_Exercise instructions_
Reproduce every entry exactly as shown.

_Supplied data_
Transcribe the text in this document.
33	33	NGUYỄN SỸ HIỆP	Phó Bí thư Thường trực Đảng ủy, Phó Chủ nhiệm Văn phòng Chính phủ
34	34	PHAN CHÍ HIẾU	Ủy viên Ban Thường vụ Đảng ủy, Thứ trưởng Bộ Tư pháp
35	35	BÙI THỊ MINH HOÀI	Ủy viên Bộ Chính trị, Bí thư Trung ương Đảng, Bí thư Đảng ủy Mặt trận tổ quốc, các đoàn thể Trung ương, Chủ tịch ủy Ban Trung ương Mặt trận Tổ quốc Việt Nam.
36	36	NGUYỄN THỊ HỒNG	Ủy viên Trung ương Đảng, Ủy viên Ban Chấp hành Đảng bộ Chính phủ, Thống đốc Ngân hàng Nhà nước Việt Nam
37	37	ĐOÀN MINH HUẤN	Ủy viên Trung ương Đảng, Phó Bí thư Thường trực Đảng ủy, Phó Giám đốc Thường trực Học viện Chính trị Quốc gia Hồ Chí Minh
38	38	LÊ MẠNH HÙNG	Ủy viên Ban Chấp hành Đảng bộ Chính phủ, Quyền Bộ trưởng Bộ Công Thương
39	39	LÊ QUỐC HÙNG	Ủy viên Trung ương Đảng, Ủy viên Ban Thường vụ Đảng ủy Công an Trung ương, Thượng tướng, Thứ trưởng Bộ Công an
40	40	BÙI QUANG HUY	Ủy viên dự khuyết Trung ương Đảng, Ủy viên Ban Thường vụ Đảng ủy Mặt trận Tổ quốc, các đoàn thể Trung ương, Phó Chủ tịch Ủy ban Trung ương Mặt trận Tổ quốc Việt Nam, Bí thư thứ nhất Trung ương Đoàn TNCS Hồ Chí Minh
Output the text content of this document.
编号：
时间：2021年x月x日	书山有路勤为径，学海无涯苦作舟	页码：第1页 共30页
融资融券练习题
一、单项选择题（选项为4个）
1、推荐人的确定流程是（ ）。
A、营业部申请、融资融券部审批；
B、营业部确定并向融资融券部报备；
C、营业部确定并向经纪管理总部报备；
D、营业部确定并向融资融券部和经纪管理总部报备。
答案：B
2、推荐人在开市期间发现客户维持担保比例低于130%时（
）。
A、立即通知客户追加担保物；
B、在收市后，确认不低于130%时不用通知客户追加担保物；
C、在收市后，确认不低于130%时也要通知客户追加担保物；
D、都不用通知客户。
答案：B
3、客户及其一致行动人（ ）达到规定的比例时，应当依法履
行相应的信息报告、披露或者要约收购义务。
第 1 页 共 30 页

_Response_
Transcribe the text in this document.
33	33	NGUYỄN SỸ HIỆP	Phó Bí thư Thường trực Đảng ủy, Phó Chủ nhiệm Văn phòng Chính phủ
34	34	PHAN CHÍ HIẾU	Ủy viên Ban Thường vụ Đảng ủy, Thứ trưởng Bộ Tư pháp
35	35	BÙI THỊ MINH HOÀI	Ủy viên Bộ Chính trị, Bí thư Trung ương Đảng, Bí thư Đảng ủy Mặt trận tổ quốc, các đoàn thể Trung ương, Chủ tịch ủy Ban Trung ương Mặt trận Tổ quốc Việt Nam.
36	36	NGUYỄN THỊ HỒNG	Ủy viên Trung ương Đảng, Ủy viên Ban Chấp hành Đảng bộ Chính phủ, Thống đốc Ngân hàng Nhà nước Việt Nam
37	37	ĐOÀN MINH HUẤN	Ủy viên Trung ương Đảng, Phó Bí thư Thường trực Đảng ủy, Phó Giám đốc Thường trực Học viện Chính trị Quốc gia Hồ Chí Minh
38	38	LÊ MẠNH HÙNG	Ủy viên Ban Chấp hành Đảng bộ Chính phủ, Quyền Bộ trưởng Bộ Công Thương
39	39	LÊ QUỐC HÙNG	Ủy viên Trung ương Đảng, Ủy viên Ban Thường vụ Đảng ủy Công an Trung ương, Thượng tướng, Thứ trưởng Bộ Công an
40	40	BÙI QUANG HUY	Ủy viên dự khuyết Trung ương Đảng, Ủy viên Ban Thường vụ Đảng ủy Mặt trận Tổ quốc, các đoàn thể Trung ương, Phó Chủ tịch Ủy ban Trung ương Mặt trận Tổ quốc Việt Nam, Bí thư thứ nhất Trung ương Đoàn TNCS Hồ Chí Minh
Output the text content of this document.
编号：
时间：2021年x月x日	书山有路勤为径，学海无涯苦作舟	页码：第1页 共30页
融资融券练习题
一、单项选择题（选项为4个）
1、推荐人的确定流程是（ ）。
A、营业部申请、融资融券部审批；
B、营业部确定并向融资融券部报备；
C、营业部确定并向经纪管理总部报备；
D、营业部确定并向融资融券部和经纪管理总部报备。
答案：B
2、推荐人在开市期间发现客户维持担保比例低于130%时（
）。
A、立即通知客户追加担保物；
B、在收市后，确认不低于130%时不用通知客户追加担保物；
C、在收市后，确认不低于130%时也要通知客户追加担保物；
D、都不用通知客户。
答案：B
3、客户及其一致行动人（ ）达到规定的比例时，应当依法履
行相应的信息报告、披露或者要约收购义务。
第 1 页 共 30 页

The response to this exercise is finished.